▶ **Source**

# Laplace transform of multiplication

1. Mar 12, 2012

### Bloo_Mec

Hi everyone, I have a problem with finding the transfer function of a linear system. It happens that in some terms the input and the output are multiplying and I have no idea how to do the Laplace transform of this. The system is a car and I am only studying its speed. The input is the accelerator (0«u«1) and the output is the speed (v). Please give me a hint on how to do this. I have to isolate the input and the output. My only idea is to solve this by the integral definition of the Laplace transform, but the differential equation is big enough to scare me out of doing that.

Thank You All.

2. Mar 17, 2012

### viscousflow

This sounds like a homework problem. Also if you'd like such detailed help, it would help us if you provide the details of your work, i.e. show your working.

▶ **Short task 1**
In the forum thread, what is the output of the car system?

▶ **Information provided**
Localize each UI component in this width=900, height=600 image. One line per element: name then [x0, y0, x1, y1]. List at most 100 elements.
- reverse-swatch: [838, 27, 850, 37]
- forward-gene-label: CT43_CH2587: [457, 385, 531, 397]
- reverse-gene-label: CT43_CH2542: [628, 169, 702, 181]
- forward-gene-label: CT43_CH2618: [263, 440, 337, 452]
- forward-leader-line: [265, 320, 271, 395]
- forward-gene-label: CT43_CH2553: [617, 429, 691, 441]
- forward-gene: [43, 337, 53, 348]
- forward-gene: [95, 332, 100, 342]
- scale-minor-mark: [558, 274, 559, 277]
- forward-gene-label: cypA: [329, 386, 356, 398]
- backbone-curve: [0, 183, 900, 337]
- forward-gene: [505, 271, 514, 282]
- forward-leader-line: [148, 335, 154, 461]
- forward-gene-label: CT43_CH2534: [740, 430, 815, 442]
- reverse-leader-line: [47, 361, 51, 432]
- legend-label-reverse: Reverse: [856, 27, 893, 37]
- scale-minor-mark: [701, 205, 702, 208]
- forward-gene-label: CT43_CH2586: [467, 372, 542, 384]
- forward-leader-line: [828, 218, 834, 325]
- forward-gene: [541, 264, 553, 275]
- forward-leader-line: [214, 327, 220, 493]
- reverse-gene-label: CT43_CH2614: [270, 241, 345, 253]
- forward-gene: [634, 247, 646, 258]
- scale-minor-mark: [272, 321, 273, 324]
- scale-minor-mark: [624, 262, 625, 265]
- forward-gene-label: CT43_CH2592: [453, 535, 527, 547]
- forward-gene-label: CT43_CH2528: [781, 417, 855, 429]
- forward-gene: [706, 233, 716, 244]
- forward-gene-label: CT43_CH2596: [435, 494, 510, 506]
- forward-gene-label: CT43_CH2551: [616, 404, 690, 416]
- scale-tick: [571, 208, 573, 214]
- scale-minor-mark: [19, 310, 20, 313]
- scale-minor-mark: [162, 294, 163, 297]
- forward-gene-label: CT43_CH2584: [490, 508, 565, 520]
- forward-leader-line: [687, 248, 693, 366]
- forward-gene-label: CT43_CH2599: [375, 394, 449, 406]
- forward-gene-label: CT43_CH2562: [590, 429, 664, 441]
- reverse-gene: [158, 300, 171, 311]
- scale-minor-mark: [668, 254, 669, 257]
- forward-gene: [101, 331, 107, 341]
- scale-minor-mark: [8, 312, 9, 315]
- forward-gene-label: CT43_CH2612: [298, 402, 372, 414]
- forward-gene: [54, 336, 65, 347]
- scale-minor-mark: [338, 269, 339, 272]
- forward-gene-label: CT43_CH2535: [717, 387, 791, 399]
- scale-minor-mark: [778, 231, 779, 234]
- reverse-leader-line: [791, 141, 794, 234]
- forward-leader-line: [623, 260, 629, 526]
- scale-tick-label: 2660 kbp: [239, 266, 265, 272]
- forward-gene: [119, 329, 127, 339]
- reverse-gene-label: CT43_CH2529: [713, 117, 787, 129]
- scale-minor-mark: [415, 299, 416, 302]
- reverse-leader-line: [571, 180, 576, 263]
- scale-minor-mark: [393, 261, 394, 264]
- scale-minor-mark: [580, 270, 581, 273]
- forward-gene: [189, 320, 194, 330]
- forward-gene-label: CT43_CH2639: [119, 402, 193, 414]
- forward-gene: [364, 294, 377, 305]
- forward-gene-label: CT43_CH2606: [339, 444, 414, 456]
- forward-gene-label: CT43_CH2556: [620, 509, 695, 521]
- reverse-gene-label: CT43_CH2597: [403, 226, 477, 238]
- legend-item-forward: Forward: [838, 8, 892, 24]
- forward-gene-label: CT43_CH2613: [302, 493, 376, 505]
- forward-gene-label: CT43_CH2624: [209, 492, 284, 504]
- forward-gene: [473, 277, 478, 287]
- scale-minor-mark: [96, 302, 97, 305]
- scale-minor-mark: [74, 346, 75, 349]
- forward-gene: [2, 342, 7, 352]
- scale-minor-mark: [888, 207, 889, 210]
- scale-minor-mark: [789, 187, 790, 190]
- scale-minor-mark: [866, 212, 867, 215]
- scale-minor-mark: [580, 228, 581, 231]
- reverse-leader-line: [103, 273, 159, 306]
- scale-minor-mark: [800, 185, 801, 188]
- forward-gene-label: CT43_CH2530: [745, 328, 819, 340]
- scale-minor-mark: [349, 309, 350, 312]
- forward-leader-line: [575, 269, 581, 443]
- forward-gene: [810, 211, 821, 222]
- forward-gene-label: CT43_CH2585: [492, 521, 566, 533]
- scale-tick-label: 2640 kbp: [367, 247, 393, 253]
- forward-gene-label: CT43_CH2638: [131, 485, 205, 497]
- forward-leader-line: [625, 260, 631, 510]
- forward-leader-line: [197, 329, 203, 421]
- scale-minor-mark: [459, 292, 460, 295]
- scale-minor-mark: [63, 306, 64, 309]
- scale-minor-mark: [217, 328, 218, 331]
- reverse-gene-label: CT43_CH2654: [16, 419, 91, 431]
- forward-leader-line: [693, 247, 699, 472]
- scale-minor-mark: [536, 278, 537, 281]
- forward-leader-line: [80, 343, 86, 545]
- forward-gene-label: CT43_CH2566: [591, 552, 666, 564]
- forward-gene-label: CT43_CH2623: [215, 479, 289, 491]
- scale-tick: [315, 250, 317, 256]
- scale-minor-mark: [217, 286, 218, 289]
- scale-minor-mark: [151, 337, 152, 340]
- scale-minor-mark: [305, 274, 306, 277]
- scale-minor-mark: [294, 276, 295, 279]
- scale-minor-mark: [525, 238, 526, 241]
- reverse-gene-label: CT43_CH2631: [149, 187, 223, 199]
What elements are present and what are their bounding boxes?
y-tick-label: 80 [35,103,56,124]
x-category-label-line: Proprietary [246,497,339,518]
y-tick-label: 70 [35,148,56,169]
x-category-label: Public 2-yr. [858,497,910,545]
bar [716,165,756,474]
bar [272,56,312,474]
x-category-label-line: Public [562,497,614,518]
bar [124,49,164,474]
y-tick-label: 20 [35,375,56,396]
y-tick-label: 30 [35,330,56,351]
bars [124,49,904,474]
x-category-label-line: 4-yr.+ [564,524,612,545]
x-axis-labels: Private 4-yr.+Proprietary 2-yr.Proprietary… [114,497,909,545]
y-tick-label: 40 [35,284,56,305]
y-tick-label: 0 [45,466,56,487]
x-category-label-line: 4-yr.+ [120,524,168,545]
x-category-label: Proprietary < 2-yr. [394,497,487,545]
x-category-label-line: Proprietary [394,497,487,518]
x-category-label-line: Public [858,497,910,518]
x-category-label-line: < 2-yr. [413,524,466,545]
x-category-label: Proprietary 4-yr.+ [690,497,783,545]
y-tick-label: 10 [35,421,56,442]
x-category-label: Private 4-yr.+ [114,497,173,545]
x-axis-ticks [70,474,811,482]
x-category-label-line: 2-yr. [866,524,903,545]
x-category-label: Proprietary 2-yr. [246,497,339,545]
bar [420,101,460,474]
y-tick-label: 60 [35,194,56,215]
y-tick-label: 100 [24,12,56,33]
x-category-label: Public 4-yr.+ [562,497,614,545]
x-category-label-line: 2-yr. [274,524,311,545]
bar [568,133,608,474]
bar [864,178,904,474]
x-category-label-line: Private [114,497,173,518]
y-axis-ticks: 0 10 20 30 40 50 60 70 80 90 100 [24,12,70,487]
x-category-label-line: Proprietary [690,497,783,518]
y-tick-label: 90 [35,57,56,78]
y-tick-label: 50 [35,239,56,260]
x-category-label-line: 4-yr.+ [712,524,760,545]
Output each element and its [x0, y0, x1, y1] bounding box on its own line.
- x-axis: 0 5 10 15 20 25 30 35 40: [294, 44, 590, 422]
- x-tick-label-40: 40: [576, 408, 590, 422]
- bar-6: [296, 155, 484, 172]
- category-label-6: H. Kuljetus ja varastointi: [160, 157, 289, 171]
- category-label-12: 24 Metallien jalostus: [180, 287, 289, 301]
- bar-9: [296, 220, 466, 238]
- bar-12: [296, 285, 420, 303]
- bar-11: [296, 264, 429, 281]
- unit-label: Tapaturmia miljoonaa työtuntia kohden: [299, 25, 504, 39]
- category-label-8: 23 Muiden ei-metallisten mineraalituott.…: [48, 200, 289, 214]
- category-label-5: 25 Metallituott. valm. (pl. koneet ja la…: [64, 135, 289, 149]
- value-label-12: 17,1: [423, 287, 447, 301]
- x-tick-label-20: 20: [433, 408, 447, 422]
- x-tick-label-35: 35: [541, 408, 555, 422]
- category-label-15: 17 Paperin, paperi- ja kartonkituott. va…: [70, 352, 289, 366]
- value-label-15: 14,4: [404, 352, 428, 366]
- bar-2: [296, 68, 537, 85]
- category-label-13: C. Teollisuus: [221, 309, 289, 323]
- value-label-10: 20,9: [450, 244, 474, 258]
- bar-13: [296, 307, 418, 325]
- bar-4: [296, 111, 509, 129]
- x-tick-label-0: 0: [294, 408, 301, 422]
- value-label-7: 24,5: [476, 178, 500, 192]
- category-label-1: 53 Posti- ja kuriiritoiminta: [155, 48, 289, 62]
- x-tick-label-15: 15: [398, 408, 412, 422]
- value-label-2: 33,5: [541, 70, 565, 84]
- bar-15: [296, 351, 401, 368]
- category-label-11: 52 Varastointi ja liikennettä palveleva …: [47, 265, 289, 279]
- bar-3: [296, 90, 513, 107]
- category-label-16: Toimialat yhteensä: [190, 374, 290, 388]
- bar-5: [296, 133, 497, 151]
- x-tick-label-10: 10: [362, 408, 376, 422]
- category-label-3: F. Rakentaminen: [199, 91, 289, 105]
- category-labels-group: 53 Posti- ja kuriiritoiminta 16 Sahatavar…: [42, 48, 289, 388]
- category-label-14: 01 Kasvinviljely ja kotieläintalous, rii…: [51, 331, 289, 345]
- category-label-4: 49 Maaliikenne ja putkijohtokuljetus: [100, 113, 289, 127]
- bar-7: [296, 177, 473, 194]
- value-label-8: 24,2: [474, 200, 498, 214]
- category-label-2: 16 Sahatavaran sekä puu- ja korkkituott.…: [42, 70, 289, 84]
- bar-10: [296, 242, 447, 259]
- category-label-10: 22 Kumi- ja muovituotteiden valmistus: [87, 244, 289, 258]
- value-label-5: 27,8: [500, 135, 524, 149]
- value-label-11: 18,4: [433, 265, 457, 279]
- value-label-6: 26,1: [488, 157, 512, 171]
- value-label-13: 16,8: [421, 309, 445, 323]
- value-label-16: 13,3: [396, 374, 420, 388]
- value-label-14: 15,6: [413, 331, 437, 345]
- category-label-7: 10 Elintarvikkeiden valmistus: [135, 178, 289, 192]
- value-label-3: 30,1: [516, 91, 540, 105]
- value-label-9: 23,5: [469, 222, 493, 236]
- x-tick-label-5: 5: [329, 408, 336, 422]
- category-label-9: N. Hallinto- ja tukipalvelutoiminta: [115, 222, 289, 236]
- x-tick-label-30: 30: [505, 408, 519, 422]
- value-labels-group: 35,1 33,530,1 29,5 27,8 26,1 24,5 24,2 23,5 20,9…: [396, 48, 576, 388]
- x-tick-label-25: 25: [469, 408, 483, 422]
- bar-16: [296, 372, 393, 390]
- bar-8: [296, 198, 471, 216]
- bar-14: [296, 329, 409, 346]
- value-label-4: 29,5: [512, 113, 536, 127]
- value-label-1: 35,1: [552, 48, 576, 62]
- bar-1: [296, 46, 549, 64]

▶ **Short task 2**
Repeat the entries, starting at their first line and ending with the line holding "- scale-minor-mark: [272, 321, 273, 324]". Include both of those lines.

▶ **Final answer 1**
The speed (v).

▶ **Final answer 2**
Localize each UI component in this width=900, height=600 image. One line per element: name then [x0, y0, x1, y1]. List at most 100 elements.
- reverse-swatch: [838, 27, 850, 37]
- forward-gene-label: CT43_CH2587: [457, 385, 531, 397]
- reverse-gene-label: CT43_CH2542: [628, 169, 702, 181]
- forward-gene-label: CT43_CH2618: [263, 440, 337, 452]
- forward-leader-line: [265, 320, 271, 395]
- forward-gene-label: CT43_CH2553: [617, 429, 691, 441]
- forward-gene: [43, 337, 53, 348]
- forward-gene: [95, 332, 100, 342]
- scale-minor-mark: [558, 274, 559, 277]
- forward-gene-label: cypA: [329, 386, 356, 398]
- backbone-curve: [0, 183, 900, 337]
- forward-gene: [505, 271, 514, 282]
- forward-leader-line: [148, 335, 154, 461]
- forward-gene-label: CT43_CH2534: [740, 430, 815, 442]
- reverse-leader-line: [47, 361, 51, 432]
- legend-label-reverse: Reverse: [856, 27, 893, 37]
- scale-minor-mark: [701, 205, 702, 208]
- forward-gene-label: CT43_CH2586: [467, 372, 542, 384]
- forward-leader-line: [828, 218, 834, 325]
- forward-gene: [541, 264, 553, 275]
- forward-leader-line: [214, 327, 220, 493]
- reverse-gene-label: CT43_CH2614: [270, 241, 345, 253]
- forward-gene: [634, 247, 646, 258]
- scale-minor-mark: [272, 321, 273, 324]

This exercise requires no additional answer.